Your task: Each line that includes the string "Sähkö" counts once; give the total and nothing else.

[Items from a figure collection]
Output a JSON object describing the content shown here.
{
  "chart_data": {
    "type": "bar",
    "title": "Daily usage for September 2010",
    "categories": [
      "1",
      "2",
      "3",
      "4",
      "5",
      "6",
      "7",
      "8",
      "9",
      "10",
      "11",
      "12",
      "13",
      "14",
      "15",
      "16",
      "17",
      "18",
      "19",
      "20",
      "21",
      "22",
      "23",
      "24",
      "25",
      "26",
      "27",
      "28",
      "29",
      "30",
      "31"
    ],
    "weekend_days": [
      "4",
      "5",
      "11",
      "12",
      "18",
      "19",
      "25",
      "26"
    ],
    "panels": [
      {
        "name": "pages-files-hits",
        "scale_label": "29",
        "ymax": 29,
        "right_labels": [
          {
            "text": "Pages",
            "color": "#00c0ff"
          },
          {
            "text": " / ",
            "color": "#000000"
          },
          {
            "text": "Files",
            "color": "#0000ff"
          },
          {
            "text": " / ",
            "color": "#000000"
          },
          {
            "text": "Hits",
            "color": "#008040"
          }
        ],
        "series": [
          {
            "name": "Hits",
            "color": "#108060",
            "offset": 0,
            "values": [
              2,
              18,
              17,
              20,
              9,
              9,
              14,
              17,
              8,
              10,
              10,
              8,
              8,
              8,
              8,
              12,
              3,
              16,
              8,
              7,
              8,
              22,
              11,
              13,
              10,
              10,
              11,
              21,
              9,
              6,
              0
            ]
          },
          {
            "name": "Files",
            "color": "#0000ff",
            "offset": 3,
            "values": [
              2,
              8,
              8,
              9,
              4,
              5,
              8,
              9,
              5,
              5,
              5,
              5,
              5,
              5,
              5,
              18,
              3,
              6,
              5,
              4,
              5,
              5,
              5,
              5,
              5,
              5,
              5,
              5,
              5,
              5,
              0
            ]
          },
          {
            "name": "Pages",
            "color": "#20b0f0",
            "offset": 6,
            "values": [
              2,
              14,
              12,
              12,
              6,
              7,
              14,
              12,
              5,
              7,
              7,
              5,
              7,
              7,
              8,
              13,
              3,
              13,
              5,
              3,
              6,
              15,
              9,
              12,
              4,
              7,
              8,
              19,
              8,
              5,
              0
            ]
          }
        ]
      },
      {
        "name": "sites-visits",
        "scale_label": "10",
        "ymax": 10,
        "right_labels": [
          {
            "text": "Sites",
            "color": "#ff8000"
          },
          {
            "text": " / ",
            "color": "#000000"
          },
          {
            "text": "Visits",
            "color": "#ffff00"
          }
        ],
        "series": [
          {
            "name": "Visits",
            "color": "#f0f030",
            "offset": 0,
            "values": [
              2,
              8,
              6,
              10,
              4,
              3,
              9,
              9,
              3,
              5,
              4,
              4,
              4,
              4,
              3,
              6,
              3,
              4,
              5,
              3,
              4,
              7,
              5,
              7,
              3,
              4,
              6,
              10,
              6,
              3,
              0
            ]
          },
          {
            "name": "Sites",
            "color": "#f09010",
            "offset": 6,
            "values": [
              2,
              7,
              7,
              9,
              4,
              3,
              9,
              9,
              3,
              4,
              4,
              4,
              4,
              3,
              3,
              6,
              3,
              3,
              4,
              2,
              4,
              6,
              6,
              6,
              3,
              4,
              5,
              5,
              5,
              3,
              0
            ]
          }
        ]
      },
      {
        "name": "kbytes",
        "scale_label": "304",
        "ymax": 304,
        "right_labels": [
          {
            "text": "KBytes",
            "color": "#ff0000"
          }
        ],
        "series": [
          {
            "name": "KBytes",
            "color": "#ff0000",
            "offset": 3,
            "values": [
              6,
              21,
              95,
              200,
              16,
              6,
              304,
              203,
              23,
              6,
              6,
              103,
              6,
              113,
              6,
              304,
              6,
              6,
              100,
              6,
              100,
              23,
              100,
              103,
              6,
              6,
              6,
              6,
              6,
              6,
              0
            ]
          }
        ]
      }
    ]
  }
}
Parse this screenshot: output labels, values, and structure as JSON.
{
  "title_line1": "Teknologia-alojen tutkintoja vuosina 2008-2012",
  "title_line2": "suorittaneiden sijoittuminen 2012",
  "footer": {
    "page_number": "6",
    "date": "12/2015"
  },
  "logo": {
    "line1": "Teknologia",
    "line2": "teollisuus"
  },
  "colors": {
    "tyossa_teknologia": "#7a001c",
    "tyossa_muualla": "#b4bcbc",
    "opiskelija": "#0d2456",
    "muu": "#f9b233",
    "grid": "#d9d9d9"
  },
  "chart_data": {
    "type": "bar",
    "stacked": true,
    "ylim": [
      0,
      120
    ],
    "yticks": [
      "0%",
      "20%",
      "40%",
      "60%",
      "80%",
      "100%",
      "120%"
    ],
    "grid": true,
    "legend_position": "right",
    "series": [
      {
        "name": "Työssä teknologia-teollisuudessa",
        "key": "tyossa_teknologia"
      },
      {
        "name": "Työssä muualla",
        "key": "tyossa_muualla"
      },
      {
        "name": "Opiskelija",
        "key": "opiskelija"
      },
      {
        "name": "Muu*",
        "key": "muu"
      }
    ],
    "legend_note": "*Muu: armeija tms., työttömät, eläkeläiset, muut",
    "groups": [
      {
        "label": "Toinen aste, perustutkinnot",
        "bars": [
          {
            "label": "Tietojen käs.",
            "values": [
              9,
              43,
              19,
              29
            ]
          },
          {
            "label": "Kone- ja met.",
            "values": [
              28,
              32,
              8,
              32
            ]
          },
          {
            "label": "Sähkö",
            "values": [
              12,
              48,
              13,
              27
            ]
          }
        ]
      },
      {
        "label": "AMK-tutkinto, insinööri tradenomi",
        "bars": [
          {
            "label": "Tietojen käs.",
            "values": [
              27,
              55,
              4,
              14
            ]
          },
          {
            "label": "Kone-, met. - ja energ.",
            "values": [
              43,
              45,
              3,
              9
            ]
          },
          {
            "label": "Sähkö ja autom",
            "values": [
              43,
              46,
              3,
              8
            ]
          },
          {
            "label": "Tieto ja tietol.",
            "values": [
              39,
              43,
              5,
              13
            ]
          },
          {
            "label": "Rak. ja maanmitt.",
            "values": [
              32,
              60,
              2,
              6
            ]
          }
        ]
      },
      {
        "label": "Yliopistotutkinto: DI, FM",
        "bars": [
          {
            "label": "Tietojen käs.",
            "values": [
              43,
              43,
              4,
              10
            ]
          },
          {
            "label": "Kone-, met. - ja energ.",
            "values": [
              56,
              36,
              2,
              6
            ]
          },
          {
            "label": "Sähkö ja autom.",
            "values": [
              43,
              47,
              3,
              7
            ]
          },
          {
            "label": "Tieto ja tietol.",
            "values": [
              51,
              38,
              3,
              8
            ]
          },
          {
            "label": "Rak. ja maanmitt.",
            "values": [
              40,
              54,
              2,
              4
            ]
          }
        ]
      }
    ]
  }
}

Answer to this exercise: 3